(Data items)
*-*-*

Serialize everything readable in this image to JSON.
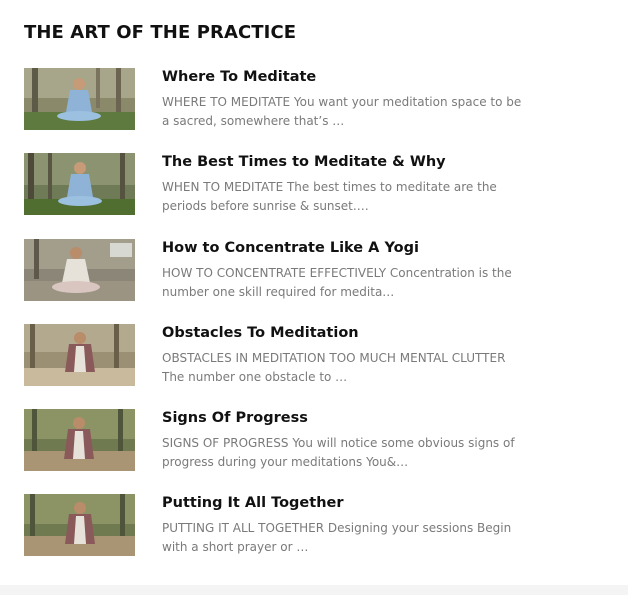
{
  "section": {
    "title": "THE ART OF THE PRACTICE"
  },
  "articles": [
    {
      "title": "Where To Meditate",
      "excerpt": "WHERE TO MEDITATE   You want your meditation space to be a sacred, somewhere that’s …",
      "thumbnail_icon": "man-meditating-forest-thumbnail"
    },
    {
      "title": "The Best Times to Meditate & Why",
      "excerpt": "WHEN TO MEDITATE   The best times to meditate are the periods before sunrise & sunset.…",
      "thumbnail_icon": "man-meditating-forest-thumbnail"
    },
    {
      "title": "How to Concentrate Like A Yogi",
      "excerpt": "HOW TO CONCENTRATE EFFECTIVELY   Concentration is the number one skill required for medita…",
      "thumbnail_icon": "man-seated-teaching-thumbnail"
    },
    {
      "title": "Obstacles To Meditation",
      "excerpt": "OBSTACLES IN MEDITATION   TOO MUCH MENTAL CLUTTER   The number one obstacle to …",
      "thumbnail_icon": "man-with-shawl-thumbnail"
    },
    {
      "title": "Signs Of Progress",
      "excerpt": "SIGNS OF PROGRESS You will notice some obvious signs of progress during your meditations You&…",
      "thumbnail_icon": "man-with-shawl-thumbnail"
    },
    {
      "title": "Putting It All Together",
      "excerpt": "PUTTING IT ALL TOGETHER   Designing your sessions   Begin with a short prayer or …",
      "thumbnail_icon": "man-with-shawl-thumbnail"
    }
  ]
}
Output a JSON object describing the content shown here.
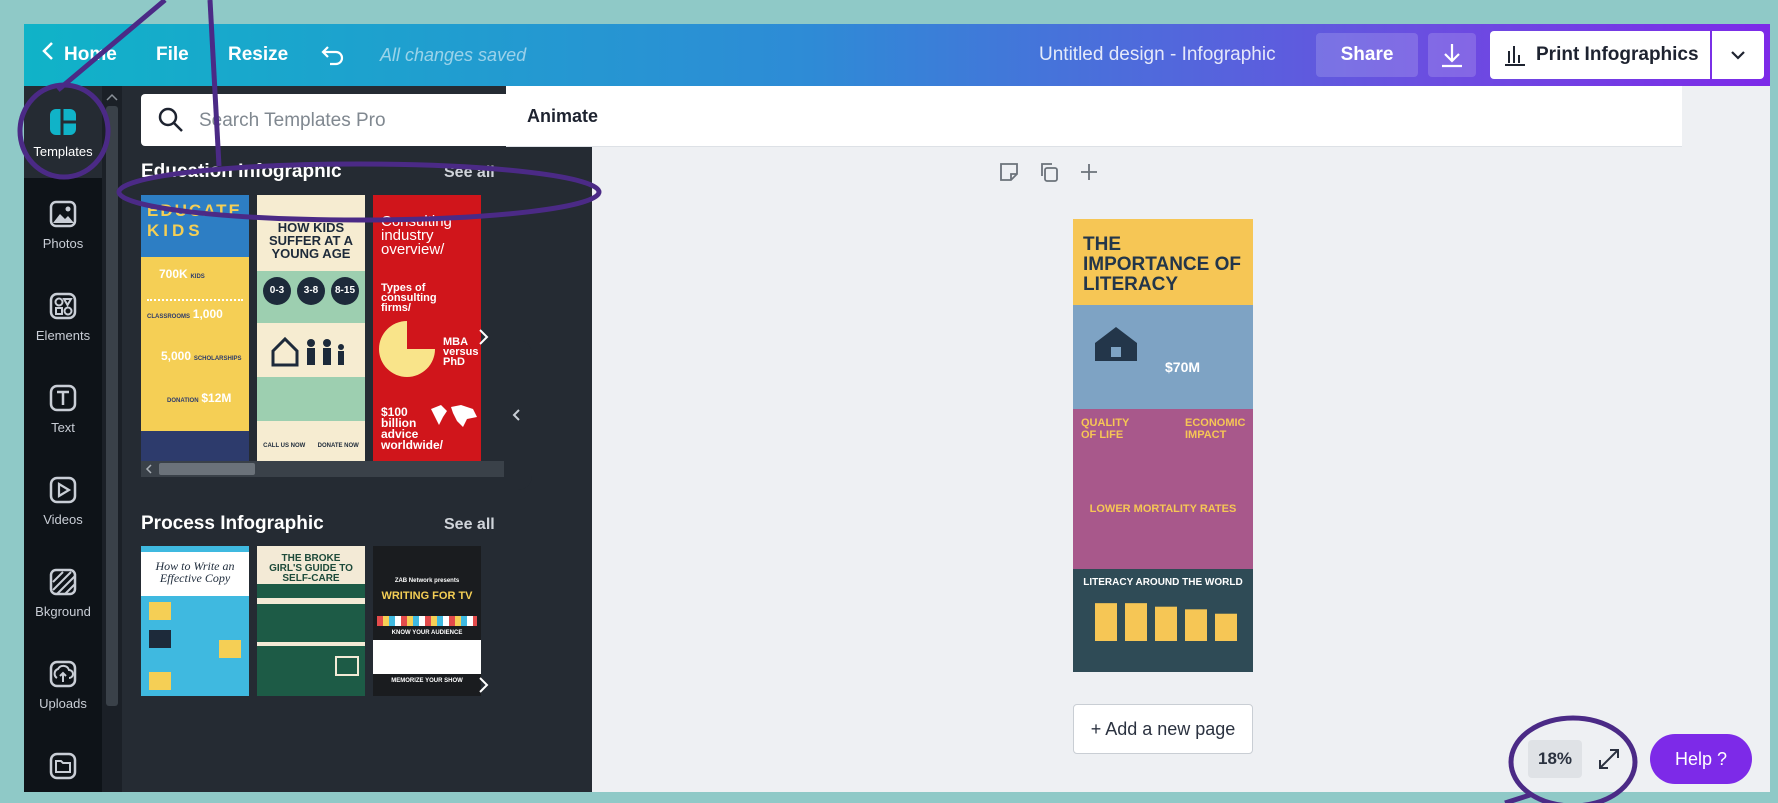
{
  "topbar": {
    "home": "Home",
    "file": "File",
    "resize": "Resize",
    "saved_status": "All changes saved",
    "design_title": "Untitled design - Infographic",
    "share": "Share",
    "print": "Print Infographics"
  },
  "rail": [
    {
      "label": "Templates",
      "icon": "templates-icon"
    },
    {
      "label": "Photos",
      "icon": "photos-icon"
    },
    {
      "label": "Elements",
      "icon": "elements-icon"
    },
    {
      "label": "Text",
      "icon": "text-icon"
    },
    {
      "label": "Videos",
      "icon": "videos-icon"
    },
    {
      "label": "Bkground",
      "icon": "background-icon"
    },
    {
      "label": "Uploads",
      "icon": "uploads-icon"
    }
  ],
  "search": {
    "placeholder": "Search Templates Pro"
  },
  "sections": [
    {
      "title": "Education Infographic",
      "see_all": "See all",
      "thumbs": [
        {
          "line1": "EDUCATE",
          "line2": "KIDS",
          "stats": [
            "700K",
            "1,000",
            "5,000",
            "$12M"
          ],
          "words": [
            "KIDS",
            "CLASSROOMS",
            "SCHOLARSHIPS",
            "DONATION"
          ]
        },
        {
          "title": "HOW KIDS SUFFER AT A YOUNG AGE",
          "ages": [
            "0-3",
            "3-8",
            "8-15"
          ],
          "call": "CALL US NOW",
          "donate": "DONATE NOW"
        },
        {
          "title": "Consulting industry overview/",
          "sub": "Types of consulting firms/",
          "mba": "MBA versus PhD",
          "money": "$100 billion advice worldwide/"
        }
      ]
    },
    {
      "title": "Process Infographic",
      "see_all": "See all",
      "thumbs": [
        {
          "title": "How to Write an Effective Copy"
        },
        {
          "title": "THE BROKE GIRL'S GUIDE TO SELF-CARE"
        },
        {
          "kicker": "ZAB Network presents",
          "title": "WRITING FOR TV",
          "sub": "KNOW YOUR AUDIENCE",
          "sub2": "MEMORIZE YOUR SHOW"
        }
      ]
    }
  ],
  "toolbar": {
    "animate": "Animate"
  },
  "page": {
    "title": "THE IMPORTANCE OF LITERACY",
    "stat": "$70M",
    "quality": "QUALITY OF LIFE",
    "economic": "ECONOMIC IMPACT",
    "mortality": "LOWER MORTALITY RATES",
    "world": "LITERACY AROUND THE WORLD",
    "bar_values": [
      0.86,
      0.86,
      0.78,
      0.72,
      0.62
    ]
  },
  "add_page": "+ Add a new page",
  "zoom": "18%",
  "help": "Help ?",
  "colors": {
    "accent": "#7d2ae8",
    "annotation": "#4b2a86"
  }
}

*-*-*

[Job]: Your copy should repeat each entry above exactly but contain no pictures.

[Exercise output]:
Serialize everything readable in this image to JSON.
{
  "section": {
    "title": "THE ART OF THE PRACTICE"
  },
  "articles": [
    {
      "title": "Where To Meditate",
      "excerpt": "WHERE TO MEDITATE   You want your meditation space to be a sacred, somewhere that’s …",
      "thumbnail_icon": "man-meditating-forest-thumbnail"
    },
    {
      "title": "The Best Times to Meditate & Why",
      "excerpt": "WHEN TO MEDITATE   The best times to meditate are the periods before sunrise & sunset.…",
      "thumbnail_icon": "man-meditating-forest-thumbnail"
    },
    {
      "title": "How to Concentrate Like A Yogi",
      "excerpt": "HOW TO CONCENTRATE EFFECTIVELY   Concentration is the number one skill required for medita…",
      "thumbnail_icon": "man-seated-teaching-thumbnail"
    },
    {
      "title": "Obstacles To Meditation",
      "excerpt": "OBSTACLES IN MEDITATION   TOO MUCH MENTAL CLUTTER   The number one obstacle to …",
      "thumbnail_icon": "man-with-shawl-thumbnail"
    },
    {
      "title": "Signs Of Progress",
      "excerpt": "SIGNS OF PROGRESS You will notice some obvious signs of progress during your meditations You&…",
      "thumbnail_icon": "man-with-shawl-thumbnail"
    },
    {
      "title": "Putting It All Together",
      "excerpt": "PUTTING IT ALL TOGETHER   Designing your sessions   Begin with a short prayer or …",
      "thumbnail_icon": "man-with-shawl-thumbnail"
    }
  ]
}
Output a JSON object describing the content shown here.
{
  "topbar": {
    "home": "Home",
    "file": "File",
    "resize": "Resize",
    "saved_status": "All changes saved",
    "design_title": "Untitled design - Infographic",
    "share": "Share",
    "print": "Print Infographics"
  },
  "rail": [
    {
      "label": "Templates",
      "icon": "templates-icon"
    },
    {
      "label": "Photos",
      "icon": "photos-icon"
    },
    {
      "label": "Elements",
      "icon": "elements-icon"
    },
    {
      "label": "Text",
      "icon": "text-icon"
    },
    {
      "label": "Videos",
      "icon": "videos-icon"
    },
    {
      "label": "Bkground",
      "icon": "background-icon"
    },
    {
      "label": "Uploads",
      "icon": "uploads-icon"
    }
  ],
  "search": {
    "placeholder": "Search Templates Pro"
  },
  "sections": [
    {
      "title": "Education Infographic",
      "see_all": "See all",
      "thumbs": [
        {
          "line1": "EDUCATE",
          "line2": "KIDS",
          "stats": [
            "700K",
            "1,000",
            "5,000",
            "$12M"
          ],
          "words": [
            "KIDS",
            "CLASSROOMS",
            "SCHOLARSHIPS",
            "DONATION"
          ]
        },
        {
          "title": "HOW KIDS SUFFER AT A YOUNG AGE",
          "ages": [
            "0-3",
            "3-8",
            "8-15"
          ],
          "call": "CALL US NOW",
          "donate": "DONATE NOW"
        },
        {
          "title": "Consulting industry overview/",
          "sub": "Types of consulting firms/",
          "mba": "MBA versus PhD",
          "money": "$100 billion advice worldwide/"
        }
      ]
    },
    {
      "title": "Process Infographic",
      "see_all": "See all",
      "thumbs": [
        {
          "title": "How to Write an Effective Copy"
        },
        {
          "title": "THE BROKE GIRL'S GUIDE TO SELF-CARE"
        },
        {
          "kicker": "ZAB Network presents",
          "title": "WRITING FOR TV",
          "sub": "KNOW YOUR AUDIENCE",
          "sub2": "MEMORIZE YOUR SHOW"
        }
      ]
    }
  ],
  "toolbar": {
    "animate": "Animate"
  },
  "page": {
    "title": "THE IMPORTANCE OF LITERACY",
    "stat": "$70M",
    "quality": "QUALITY OF LIFE",
    "economic": "ECONOMIC IMPACT",
    "mortality": "LOWER MORTALITY RATES",
    "world": "LITERACY AROUND THE WORLD",
    "bar_values": [
      0.86,
      0.86,
      0.78,
      0.72,
      0.62
    ]
  },
  "add_page": "+ Add a new page",
  "zoom": "18%",
  "help": "Help ?",
  "colors": {
    "accent": "#7d2ae8",
    "annotation": "#4b2a86"
  }
}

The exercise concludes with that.